■ DO THIS
Copy every line with the string "xlabel" in it.

■ RECORDS SUPPLIED
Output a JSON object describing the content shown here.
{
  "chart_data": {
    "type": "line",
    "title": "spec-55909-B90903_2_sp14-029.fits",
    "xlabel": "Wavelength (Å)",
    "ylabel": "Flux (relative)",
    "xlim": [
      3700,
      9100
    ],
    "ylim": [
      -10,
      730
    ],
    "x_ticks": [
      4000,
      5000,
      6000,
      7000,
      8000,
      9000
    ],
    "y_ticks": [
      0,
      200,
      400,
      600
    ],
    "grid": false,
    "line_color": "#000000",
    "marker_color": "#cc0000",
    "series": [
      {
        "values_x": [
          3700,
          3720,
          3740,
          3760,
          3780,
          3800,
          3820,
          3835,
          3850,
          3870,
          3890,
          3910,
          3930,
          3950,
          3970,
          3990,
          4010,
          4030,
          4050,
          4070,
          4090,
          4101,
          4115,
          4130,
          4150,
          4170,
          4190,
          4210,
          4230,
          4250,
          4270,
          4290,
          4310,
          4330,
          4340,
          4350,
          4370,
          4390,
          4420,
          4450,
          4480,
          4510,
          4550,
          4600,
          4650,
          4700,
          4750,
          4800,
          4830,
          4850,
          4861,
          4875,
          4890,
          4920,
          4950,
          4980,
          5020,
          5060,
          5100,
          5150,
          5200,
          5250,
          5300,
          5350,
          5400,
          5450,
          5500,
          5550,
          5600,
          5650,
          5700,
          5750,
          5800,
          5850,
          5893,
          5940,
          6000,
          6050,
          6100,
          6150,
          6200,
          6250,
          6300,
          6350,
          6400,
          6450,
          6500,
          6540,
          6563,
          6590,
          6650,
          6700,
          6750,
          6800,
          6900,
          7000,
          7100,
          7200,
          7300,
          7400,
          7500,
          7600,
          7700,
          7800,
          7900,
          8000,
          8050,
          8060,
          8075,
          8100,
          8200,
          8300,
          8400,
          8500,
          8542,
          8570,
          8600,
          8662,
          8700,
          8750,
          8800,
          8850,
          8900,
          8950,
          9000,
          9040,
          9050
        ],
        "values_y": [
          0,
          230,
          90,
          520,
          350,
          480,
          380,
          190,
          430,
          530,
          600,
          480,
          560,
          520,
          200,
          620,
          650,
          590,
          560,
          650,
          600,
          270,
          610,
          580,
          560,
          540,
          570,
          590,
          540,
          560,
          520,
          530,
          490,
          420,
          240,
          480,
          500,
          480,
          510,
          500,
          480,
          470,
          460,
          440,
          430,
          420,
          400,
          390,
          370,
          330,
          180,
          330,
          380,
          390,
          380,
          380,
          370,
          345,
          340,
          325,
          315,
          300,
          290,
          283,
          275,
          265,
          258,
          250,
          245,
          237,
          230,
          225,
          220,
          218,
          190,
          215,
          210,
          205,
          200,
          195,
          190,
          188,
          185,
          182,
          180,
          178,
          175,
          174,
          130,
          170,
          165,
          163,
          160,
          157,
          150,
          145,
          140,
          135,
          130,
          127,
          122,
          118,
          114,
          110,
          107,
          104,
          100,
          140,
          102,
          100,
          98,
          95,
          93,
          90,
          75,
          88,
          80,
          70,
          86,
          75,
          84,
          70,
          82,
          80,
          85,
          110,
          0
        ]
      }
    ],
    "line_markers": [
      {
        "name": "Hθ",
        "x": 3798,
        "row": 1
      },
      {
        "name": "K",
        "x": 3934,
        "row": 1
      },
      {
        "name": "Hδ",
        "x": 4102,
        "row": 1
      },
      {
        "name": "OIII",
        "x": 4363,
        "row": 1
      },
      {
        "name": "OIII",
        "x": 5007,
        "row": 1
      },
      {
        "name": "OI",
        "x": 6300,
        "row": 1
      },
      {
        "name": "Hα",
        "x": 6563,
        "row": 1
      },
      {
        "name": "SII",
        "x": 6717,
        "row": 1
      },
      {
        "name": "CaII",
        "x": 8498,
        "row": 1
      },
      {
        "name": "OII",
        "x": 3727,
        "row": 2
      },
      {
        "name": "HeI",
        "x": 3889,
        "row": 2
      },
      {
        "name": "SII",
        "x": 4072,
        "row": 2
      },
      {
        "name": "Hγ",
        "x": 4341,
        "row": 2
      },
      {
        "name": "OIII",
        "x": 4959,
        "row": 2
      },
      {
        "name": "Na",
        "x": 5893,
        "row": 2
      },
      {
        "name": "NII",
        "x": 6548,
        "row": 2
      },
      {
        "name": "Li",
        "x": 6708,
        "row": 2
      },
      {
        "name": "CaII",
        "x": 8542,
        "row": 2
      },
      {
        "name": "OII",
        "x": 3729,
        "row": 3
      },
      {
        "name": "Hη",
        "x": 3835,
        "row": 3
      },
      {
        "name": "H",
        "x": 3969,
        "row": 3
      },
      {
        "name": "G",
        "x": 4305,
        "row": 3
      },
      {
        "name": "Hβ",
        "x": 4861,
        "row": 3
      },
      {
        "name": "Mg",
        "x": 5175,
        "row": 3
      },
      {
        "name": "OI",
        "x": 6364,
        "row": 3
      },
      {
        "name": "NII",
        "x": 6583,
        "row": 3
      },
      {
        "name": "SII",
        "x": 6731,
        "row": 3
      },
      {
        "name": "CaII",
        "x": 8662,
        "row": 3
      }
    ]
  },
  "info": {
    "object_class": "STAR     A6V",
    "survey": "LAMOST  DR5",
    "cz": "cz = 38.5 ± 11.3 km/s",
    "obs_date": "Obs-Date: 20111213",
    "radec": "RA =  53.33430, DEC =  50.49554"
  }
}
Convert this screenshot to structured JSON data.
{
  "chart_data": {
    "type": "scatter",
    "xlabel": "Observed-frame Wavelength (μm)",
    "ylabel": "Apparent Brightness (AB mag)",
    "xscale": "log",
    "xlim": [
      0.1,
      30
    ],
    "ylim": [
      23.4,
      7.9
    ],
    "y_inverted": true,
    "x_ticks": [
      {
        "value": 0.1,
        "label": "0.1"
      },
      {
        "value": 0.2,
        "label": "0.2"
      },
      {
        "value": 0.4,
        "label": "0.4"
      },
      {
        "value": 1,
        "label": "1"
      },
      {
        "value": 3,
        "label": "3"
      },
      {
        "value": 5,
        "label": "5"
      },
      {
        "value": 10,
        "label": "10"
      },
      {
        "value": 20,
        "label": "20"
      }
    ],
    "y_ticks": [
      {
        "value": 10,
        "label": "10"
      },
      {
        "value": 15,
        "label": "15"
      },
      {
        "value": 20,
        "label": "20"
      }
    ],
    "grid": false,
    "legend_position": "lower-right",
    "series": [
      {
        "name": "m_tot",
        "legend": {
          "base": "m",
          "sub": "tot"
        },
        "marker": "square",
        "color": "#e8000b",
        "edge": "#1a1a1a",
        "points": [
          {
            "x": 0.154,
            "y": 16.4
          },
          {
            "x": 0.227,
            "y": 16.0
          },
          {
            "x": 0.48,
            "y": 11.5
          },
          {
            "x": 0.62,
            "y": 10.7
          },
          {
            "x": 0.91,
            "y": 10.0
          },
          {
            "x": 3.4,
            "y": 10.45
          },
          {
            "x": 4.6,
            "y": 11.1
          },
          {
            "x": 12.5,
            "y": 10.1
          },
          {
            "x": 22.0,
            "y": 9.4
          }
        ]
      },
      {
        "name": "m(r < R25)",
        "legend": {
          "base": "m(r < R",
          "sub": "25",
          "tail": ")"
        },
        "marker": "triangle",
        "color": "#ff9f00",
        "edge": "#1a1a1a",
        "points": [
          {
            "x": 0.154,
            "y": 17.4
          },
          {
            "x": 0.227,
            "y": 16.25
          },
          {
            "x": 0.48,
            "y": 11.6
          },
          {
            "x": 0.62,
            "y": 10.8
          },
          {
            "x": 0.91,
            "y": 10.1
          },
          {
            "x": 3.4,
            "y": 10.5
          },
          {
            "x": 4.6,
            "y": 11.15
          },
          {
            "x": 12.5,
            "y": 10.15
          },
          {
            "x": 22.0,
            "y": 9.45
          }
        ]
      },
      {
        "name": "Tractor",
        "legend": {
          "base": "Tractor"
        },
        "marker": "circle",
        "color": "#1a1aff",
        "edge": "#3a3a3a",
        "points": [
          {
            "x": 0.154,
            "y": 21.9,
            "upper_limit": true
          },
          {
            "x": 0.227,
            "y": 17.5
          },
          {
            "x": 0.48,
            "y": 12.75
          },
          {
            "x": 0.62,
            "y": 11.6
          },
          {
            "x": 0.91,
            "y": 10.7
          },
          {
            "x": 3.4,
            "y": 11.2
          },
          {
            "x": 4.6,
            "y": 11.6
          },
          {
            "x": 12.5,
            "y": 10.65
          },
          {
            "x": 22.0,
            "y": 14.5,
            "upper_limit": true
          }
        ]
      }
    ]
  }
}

■ THE REPLY
    "xlabel": "Wavelength (Å)",
    "xlabel": "Observed-frame Wavelength (μm)",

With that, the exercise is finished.